You are viewing a plain text version of this content. The canonical link for it is here.
Posted to dev@xalan.apache.org by Aliger Martin <XA...@cs.felk.cvut.cz> on 2000/03/26 12:07:08 UTC
processing large XML
Hi,
I try to use Xalan for XML->XML transformation. It's good for small
inputs, but I also need handle larger ones (up to 500MB) even in poor
machines (12MB+windowze)...
Problem:
I try this: run java Xalan 0.20 on my Linux and SUN JDK 1.2.2
Program: SimpleTransform,SAX,DOMParser+SimpleTransform
Inputs: standard XSL, no problem
XML (2kB,20kB,1MB,20MB), content is still simillar
(only <a>1</a> and <b>2</b>
Result: on smaller ones is everything fine
on 20MB JVM produces SEGMENTATION FAULT
Is this error in JDK or in Xalan? (I hope it isn't my program :-)
Could somebody could help ?
With regards
Martin Aliger
PS: I place everything somewhere in http://cs.felk.cvut.cz/~xaliger
Re: processing large XML
Posted by Aliger Martin <XA...@cs.felk.cvut.cz>.
> Yes, the problem is: a template may select any node of the whole document
> (e.g. <xsl:apply-templates select="//[@attr=$var]"/> A Mathematician may find
> a rule to recognize one-pass-stylesheets, but as far as I know all XSL
> processors fetch the whole document into memory.
>
> Saxon seems to be the most 'sophisticated' free processor. The preview tag
> tells the processor, you don't select the children of another preview element.
> But I am afraid, if you can't split the document, the preview tag will not
> help you :-(.
>
> The summary - if you implement a one pass processor, you will become
> the hero of heroes!
>
> We are looking forward to see your xalan one-pass extentions :-).
:)))))))))) Thanks. I try to handle this problem. Somehow. I have to. But
don;t know if XSL processor is the good way.
Bye - I try something. And if it works - maybe I could commit it as xalan
extension :-). I havn't much practice in commiting to free-projects, but
this could be good opportunity, couldn't it? :-)))

*****

* **Objectives**
A: Update the part of the Xalan thread that opens with the words containing "With regards" and closes with "Aliger Martin <XA...@cs.felk.cvut.cz>.", replacing "With regards" with "Best regards".
B: In the Xalan thread, what size of XML input made the JVM produce a segmentation fault?
C: Condense the Xalan thread's paragraph that begins "Problem: I try this" into a short list that keeps its main facts.
The items after the Xalan thread are separate material, unrelated to it.

*****

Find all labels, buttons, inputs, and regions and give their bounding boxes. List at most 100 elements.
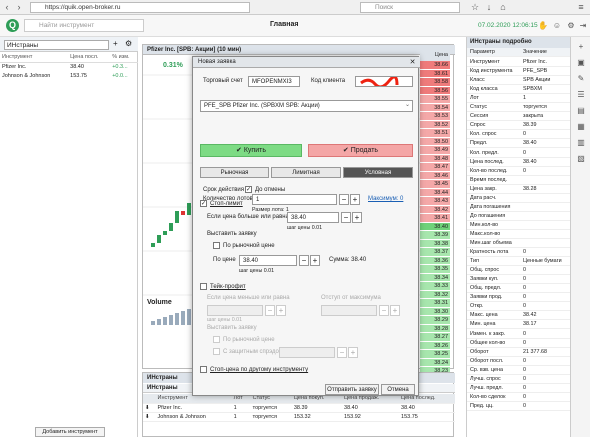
download-icon[interactable]: ↓	[484, 2, 494, 13]
column-header[interactable]: % изм.	[110, 53, 138, 63]
indent-input[interactable]	[321, 305, 377, 316]
increase-button[interactable]: +	[352, 212, 362, 223]
bid-price[interactable]: 38.30	[420, 307, 450, 316]
star-icon[interactable]: ☆	[470, 2, 480, 13]
gear-icon[interactable]: ⚙	[125, 39, 132, 48]
increase-button[interactable]: +	[348, 347, 358, 358]
until-cancel-checkbox[interactable]: ✓	[245, 186, 252, 193]
bid-price[interactable]: 38.35	[420, 265, 450, 274]
bid-price[interactable]: 38.39	[420, 231, 450, 240]
menu-icon[interactable]: ≡	[576, 2, 586, 13]
ask-price[interactable]: 38.43	[420, 197, 450, 206]
price-ladder[interactable]: Цена 38.66 38.61 38.58 38.56 38.55 38.54 38.53…	[420, 52, 450, 435]
candle[interactable]	[187, 203, 191, 215]
increase-button[interactable]: +	[310, 255, 320, 266]
bid-price[interactable]: 38.28	[420, 324, 450, 333]
decrease-button[interactable]: −	[337, 347, 347, 358]
bid-price[interactable]: 38.34	[420, 273, 450, 282]
ask-price[interactable]: 38.45	[420, 180, 450, 189]
column-header[interactable]: Параметр	[470, 48, 495, 57]
candle[interactable]	[175, 211, 179, 223]
forward-icon[interactable]: ›	[14, 2, 24, 13]
buy-button[interactable]: ✔ Купить	[200, 144, 302, 157]
row-action-icon[interactable]: ⬇	[143, 403, 156, 413]
spread-checkbox[interactable]	[213, 348, 220, 355]
candle[interactable]	[151, 243, 155, 247]
exit-icon[interactable]: ⇥	[578, 20, 588, 31]
bid-price[interactable]: 38.36	[420, 256, 450, 265]
add-icon[interactable]: +	[575, 41, 587, 53]
ask-price[interactable]: 38.44	[420, 188, 450, 197]
candle[interactable]	[157, 235, 161, 243]
column-header[interactable]: Цена посл.	[68, 53, 111, 63]
settings-icon[interactable]: ⚙	[566, 20, 576, 31]
bid-price[interactable]: 38.37	[420, 248, 450, 257]
bid-price[interactable]: 38.29	[420, 316, 450, 325]
column-header[interactable]	[143, 394, 156, 404]
instrument-field[interactable]: PFE_SPB Pfizer Inc. (SPBXM SPB: Акции)	[200, 100, 413, 112]
if-price-input[interactable]: 38.40	[287, 212, 339, 223]
candle[interactable]	[181, 211, 185, 215]
decrease-button[interactable]: −	[299, 255, 309, 266]
address-bar[interactable]: https://quik.open-broker.ru	[30, 2, 250, 13]
ask-price[interactable]: 38.61	[420, 69, 450, 78]
row-action-icon[interactable]: ⬇	[143, 412, 156, 422]
bid-price[interactable]: 38.25	[420, 350, 450, 359]
tp-market-checkbox[interactable]	[213, 336, 220, 343]
ask-price[interactable]: 38.54	[420, 103, 450, 112]
stop-other-checkbox[interactable]	[200, 366, 207, 373]
ask-price[interactable]: 38.47	[420, 163, 450, 172]
ask-price[interactable]: 38.66	[420, 61, 450, 70]
bid-price[interactable]: 38.24	[420, 358, 450, 367]
close-icon[interactable]: ✕	[407, 57, 418, 68]
browser-search[interactable]: Поиск	[360, 2, 460, 13]
column-header[interactable]: Значение	[523, 48, 547, 57]
decrease-button[interactable]: −	[339, 194, 349, 205]
table-row[interactable]: ⬇ Johnson & Johnson 1 торгуется 153.32 1…	[143, 412, 455, 422]
bid-price[interactable]: 38.31	[420, 299, 450, 308]
ask-price[interactable]: 38.51	[420, 129, 450, 138]
ask-price[interactable]: 38.46	[420, 171, 450, 180]
ask-price[interactable]: 38.50	[420, 137, 450, 146]
instrument-search-input[interactable]: Найти инструмент	[24, 19, 144, 32]
table-row[interactable]: ⬇ Pfizer Inc. 1 торгуется 38.39 38.40 38…	[143, 403, 455, 413]
bid-price[interactable]: 38.38	[420, 239, 450, 248]
chevron-down-icon[interactable]: ⌄	[405, 101, 410, 108]
tp-price-input[interactable]	[207, 305, 263, 316]
take-profit-checkbox[interactable]	[200, 283, 207, 290]
ask-price[interactable]: 38.58	[420, 78, 450, 87]
bid-price[interactable]: 38.32	[420, 290, 450, 299]
bid-price[interactable]: 38.40	[420, 222, 450, 231]
watchlist-select[interactable]: ИНстраны	[4, 40, 109, 50]
bid-price[interactable]: 38.33	[420, 282, 450, 291]
spread-input[interactable]	[279, 347, 335, 358]
column-header[interactable]: Инструмент	[0, 53, 69, 63]
quantity-input[interactable]: 1	[252, 194, 337, 205]
back-icon[interactable]: ‹	[2, 2, 12, 13]
send-order-button[interactable]: Отправить заявку	[325, 384, 379, 395]
save-icon[interactable]: ▣	[575, 57, 587, 69]
market-price-checkbox[interactable]	[213, 242, 220, 249]
bid-price[interactable]: 38.26	[420, 341, 450, 350]
ask-price[interactable]: 38.41	[420, 214, 450, 223]
max-link[interactable]: Максимум: 0	[368, 196, 403, 202]
candle[interactable]	[169, 223, 173, 231]
tab-limit[interactable]: Лимитная	[271, 167, 341, 178]
chart-icon[interactable]: ▤	[575, 105, 587, 117]
increase-button[interactable]: +	[350, 194, 360, 205]
ask-price[interactable]: 38.56	[420, 86, 450, 95]
edit-icon[interactable]: ✎	[575, 73, 587, 85]
ask-price[interactable]: 38.52	[420, 120, 450, 129]
stop-limit-checkbox[interactable]: ✓	[200, 200, 207, 207]
home-icon[interactable]: ⌂	[498, 2, 508, 13]
portfolio-icon[interactable]: ▥	[575, 137, 587, 149]
table-row[interactable]: Johnson & Johnson 153.75 +0.0...	[0, 71, 138, 80]
hand-icon[interactable]: ✋	[538, 20, 548, 31]
decrease-button[interactable]: −	[379, 305, 389, 316]
decrease-button[interactable]: −	[265, 305, 275, 316]
table-icon[interactable]: ▦	[575, 121, 587, 133]
ask-price[interactable]: 38.55	[420, 95, 450, 104]
orders-icon[interactable]: ▧	[575, 153, 587, 165]
user-icon[interactable]: ☺	[552, 20, 562, 31]
bid-price[interactable]: 38.27	[420, 333, 450, 342]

*****

* **Full solutions**
A:
Best regards
Martin Aliger
PS: I place everything somewhere in http://cs.felk.cvut.cz/~xaliger
Re: processing large XML
Posted by Aliger Martin <XA...@cs.felk.cvut.cz>.

B: 20MB

C:
- Setup: Xalan 0.20 on Linux with Sun JDK 1.2.2
- Programs: SimpleTransform, SAX, and DOMParser + SimpleTransform
- Inputs: a standard XSL stylesheet and XML files of 2kB, 20kB, 1MB and 20MB with similar content (only <a>1</a> and <b>2</b>)
- Result: the smaller inputs worked fine; on the 20MB input the JVM produced a segmentation fault